**INSTRUCTIONS TO FOLLOW:** Write out the records that appear below, verbatim and complete, but without pictures.

**EXTRACTED RECORDS:**
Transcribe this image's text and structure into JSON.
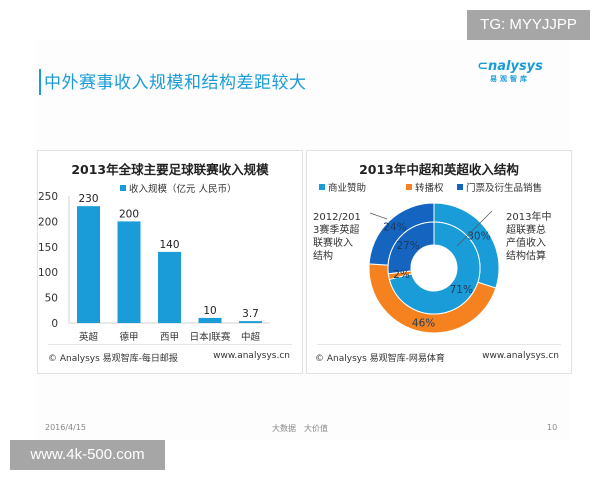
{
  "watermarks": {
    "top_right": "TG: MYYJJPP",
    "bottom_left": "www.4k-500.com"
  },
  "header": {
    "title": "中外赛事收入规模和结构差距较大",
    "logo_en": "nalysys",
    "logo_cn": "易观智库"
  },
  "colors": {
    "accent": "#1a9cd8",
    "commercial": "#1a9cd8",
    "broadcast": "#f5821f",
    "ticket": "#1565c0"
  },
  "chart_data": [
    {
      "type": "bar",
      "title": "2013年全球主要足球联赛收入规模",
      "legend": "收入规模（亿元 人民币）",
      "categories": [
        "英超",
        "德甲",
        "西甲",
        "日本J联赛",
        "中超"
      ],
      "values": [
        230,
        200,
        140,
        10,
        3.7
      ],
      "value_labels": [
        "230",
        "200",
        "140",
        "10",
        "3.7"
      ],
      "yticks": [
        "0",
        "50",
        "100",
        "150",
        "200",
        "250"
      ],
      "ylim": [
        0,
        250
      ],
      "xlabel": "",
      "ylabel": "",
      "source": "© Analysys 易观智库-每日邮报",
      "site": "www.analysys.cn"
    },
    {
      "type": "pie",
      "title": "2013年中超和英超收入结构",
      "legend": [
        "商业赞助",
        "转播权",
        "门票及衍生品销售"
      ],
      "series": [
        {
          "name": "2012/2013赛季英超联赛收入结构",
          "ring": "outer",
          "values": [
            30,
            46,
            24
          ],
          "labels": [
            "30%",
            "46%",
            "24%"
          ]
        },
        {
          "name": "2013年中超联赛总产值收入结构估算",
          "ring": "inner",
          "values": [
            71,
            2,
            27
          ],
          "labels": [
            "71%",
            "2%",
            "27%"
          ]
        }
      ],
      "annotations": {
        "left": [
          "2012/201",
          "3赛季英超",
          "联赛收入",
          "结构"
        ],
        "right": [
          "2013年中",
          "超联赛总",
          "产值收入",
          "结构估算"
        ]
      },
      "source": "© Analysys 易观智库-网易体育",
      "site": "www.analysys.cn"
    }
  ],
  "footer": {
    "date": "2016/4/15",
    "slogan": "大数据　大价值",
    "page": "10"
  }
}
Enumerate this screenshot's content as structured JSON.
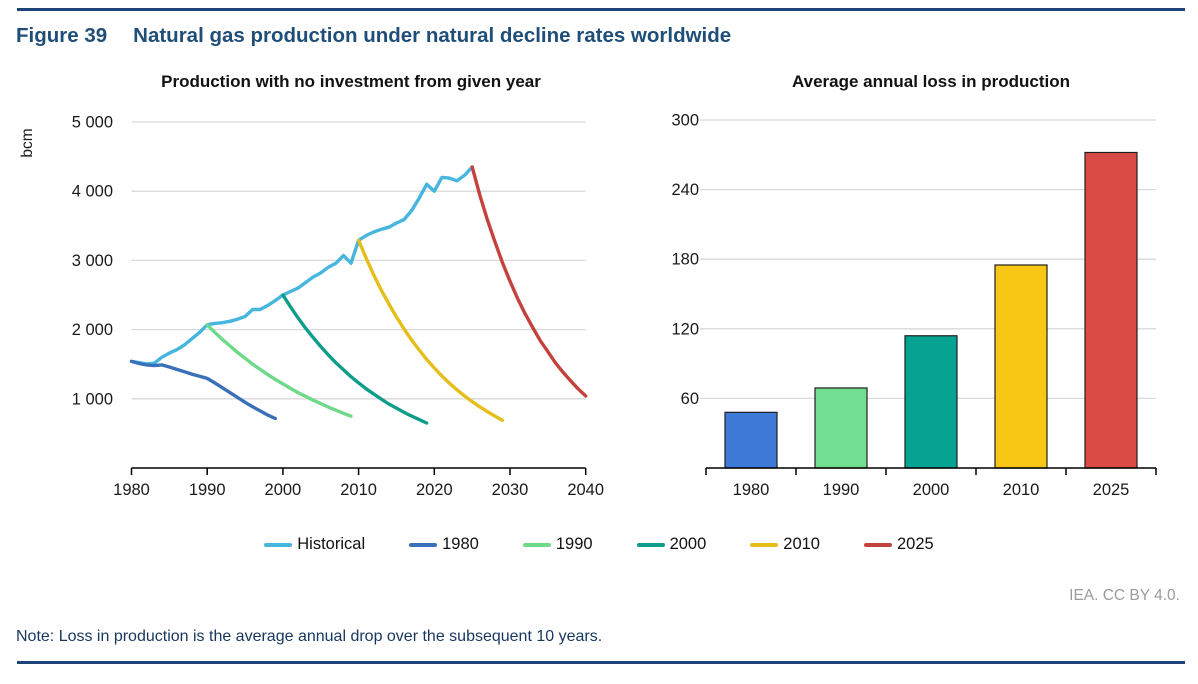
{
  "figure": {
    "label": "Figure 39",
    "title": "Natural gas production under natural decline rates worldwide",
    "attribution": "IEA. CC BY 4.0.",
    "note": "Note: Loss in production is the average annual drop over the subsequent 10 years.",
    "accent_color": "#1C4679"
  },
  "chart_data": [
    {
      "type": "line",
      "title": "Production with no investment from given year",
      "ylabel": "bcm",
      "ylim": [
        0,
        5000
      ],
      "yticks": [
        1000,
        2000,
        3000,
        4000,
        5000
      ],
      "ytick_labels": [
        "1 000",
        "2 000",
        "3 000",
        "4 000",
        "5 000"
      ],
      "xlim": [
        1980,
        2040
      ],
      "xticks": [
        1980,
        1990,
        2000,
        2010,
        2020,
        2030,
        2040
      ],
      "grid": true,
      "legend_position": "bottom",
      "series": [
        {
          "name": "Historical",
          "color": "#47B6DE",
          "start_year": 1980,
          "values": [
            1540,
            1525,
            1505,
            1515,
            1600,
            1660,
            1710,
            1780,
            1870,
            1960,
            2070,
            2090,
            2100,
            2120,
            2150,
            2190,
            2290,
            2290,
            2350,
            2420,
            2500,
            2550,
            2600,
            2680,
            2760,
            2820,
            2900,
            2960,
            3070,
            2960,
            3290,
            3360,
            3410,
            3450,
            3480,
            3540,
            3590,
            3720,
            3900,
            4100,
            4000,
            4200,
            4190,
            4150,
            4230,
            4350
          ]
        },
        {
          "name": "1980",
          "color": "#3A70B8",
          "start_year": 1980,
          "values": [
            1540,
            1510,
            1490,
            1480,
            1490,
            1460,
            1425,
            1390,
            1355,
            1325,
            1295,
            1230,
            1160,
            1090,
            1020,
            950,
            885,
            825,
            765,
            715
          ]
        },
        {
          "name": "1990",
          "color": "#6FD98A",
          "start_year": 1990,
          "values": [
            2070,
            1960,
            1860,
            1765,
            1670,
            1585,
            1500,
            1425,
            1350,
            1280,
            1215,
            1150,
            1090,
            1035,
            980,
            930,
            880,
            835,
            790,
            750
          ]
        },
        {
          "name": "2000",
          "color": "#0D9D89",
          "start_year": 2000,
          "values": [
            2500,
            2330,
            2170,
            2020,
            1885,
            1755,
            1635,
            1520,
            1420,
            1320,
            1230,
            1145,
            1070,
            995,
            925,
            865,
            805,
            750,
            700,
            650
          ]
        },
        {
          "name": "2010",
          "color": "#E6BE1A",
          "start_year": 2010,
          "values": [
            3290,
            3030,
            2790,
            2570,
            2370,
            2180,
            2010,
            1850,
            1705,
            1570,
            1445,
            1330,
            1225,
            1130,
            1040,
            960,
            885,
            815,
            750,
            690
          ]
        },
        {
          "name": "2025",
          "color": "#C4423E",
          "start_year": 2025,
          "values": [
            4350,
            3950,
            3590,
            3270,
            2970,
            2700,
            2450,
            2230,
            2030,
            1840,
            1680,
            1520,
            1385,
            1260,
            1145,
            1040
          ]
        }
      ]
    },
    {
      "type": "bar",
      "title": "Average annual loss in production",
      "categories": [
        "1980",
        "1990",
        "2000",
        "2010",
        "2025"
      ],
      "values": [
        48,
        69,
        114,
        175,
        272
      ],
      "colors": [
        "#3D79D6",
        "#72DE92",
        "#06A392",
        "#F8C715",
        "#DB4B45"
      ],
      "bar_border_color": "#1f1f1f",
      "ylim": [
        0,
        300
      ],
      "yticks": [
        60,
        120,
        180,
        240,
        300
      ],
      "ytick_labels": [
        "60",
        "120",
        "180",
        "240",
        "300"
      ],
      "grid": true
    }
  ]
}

**RESULT:**
Transcribe this image's text and structure into JSON.
{
  "watermarks": {
    "top_right": "TG: MYYJJPP",
    "bottom_left": "www.4k-500.com"
  },
  "header": {
    "title": "中外赛事收入规模和结构差距较大",
    "logo_en": "nalysys",
    "logo_cn": "易观智库"
  },
  "colors": {
    "accent": "#1a9cd8",
    "commercial": "#1a9cd8",
    "broadcast": "#f5821f",
    "ticket": "#1565c0"
  },
  "chart_data": [
    {
      "type": "bar",
      "title": "2013年全球主要足球联赛收入规模",
      "legend": "收入规模（亿元 人民币）",
      "categories": [
        "英超",
        "德甲",
        "西甲",
        "日本J联赛",
        "中超"
      ],
      "values": [
        230,
        200,
        140,
        10,
        3.7
      ],
      "value_labels": [
        "230",
        "200",
        "140",
        "10",
        "3.7"
      ],
      "yticks": [
        "0",
        "50",
        "100",
        "150",
        "200",
        "250"
      ],
      "ylim": [
        0,
        250
      ],
      "xlabel": "",
      "ylabel": "",
      "source": "© Analysys 易观智库-每日邮报",
      "site": "www.analysys.cn"
    },
    {
      "type": "pie",
      "title": "2013年中超和英超收入结构",
      "legend": [
        "商业赞助",
        "转播权",
        "门票及衍生品销售"
      ],
      "series": [
        {
          "name": "2012/2013赛季英超联赛收入结构",
          "ring": "outer",
          "values": [
            30,
            46,
            24
          ],
          "labels": [
            "30%",
            "46%",
            "24%"
          ]
        },
        {
          "name": "2013年中超联赛总产值收入结构估算",
          "ring": "inner",
          "values": [
            71,
            2,
            27
          ],
          "labels": [
            "71%",
            "2%",
            "27%"
          ]
        }
      ],
      "annotations": {
        "left": [
          "2012/201",
          "3赛季英超",
          "联赛收入",
          "结构"
        ],
        "right": [
          "2013年中",
          "超联赛总",
          "产值收入",
          "结构估算"
        ]
      },
      "source": "© Analysys 易观智库-网易体育",
      "site": "www.analysys.cn"
    }
  ],
  "footer": {
    "date": "2016/4/15",
    "slogan": "大数据　大价值",
    "page": "10"
  }
}
Enumerate this screenshot's content as structured JSON.
{
  "figure": {
    "label": "Figure 39",
    "title": "Natural gas production under natural decline rates worldwide",
    "attribution": "IEA. CC BY 4.0.",
    "note": "Note: Loss in production is the average annual drop over the subsequent 10 years.",
    "accent_color": "#1C4679"
  },
  "chart_data": [
    {
      "type": "line",
      "title": "Production with no investment from given year",
      "ylabel": "bcm",
      "ylim": [
        0,
        5000
      ],
      "yticks": [
        1000,
        2000,
        3000,
        4000,
        5000
      ],
      "ytick_labels": [
        "1 000",
        "2 000",
        "3 000",
        "4 000",
        "5 000"
      ],
      "xlim": [
        1980,
        2040
      ],
      "xticks": [
        1980,
        1990,
        2000,
        2010,
        2020,
        2030,
        2040
      ],
      "grid": true,
      "legend_position": "bottom",
      "series": [
        {
          "name": "Historical",
          "color": "#47B6DE",
          "start_year": 1980,
          "values": [
            1540,
            1525,
            1505,
            1515,
            1600,
            1660,
            1710,
            1780,
            1870,
            1960,
            2070,
            2090,
            2100,
            2120,
            2150,
            2190,
            2290,
            2290,
            2350,
            2420,
            2500,
            2550,
            2600,
            2680,
            2760,
            2820,
            2900,
            2960,
            3070,
            2960,
            3290,
            3360,
            3410,
            3450,
            3480,
            3540,
            3590,
            3720,
            3900,
            4100,
            4000,
            4200,
            4190,
            4150,
            4230,
            4350
          ]
        },
        {
          "name": "1980",
          "color": "#3A70B8",
          "start_year": 1980,
          "values": [
            1540,
            1510,
            1490,
            1480,
            1490,
            1460,
            1425,
            1390,
            1355,
            1325,
            1295,
            1230,
            1160,
            1090,
            1020,
            950,
            885,
            825,
            765,
            715
          ]
        },
        {
          "name": "1990",
          "color": "#6FD98A",
          "start_year": 1990,
          "values": [
            2070,
            1960,
            1860,
            1765,
            1670,
            1585,
            1500,
            1425,
            1350,
            1280,
            1215,
            1150,
            1090,
            1035,
            980,
            930,
            880,
            835,
            790,
            750
          ]
        },
        {
          "name": "2000",
          "color": "#0D9D89",
          "start_year": 2000,
          "values": [
            2500,
            2330,
            2170,
            2020,
            1885,
            1755,
            1635,
            1520,
            1420,
            1320,
            1230,
            1145,
            1070,
            995,
            925,
            865,
            805,
            750,
            700,
            650
          ]
        },
        {
          "name": "2010",
          "color": "#E6BE1A",
          "start_year": 2010,
          "values": [
            3290,
            3030,
            2790,
            2570,
            2370,
            2180,
            2010,
            1850,
            1705,
            1570,
            1445,
            1330,
            1225,
            1130,
            1040,
            960,
            885,
            815,
            750,
            690
          ]
        },
        {
          "name": "2025",
          "color": "#C4423E",
          "start_year": 2025,
          "values": [
            4350,
            3950,
            3590,
            3270,
            2970,
            2700,
            2450,
            2230,
            2030,
            1840,
            1680,
            1520,
            1385,
            1260,
            1145,
            1040
          ]
        }
      ]
    },
    {
      "type": "bar",
      "title": "Average annual loss in production",
      "categories": [
        "1980",
        "1990",
        "2000",
        "2010",
        "2025"
      ],
      "values": [
        48,
        69,
        114,
        175,
        272
      ],
      "colors": [
        "#3D79D6",
        "#72DE92",
        "#06A392",
        "#F8C715",
        "#DB4B45"
      ],
      "bar_border_color": "#1f1f1f",
      "ylim": [
        0,
        300
      ],
      "yticks": [
        60,
        120,
        180,
        240,
        300
      ],
      "ytick_labels": [
        "60",
        "120",
        "180",
        "240",
        "300"
      ],
      "grid": true
    }
  ]
}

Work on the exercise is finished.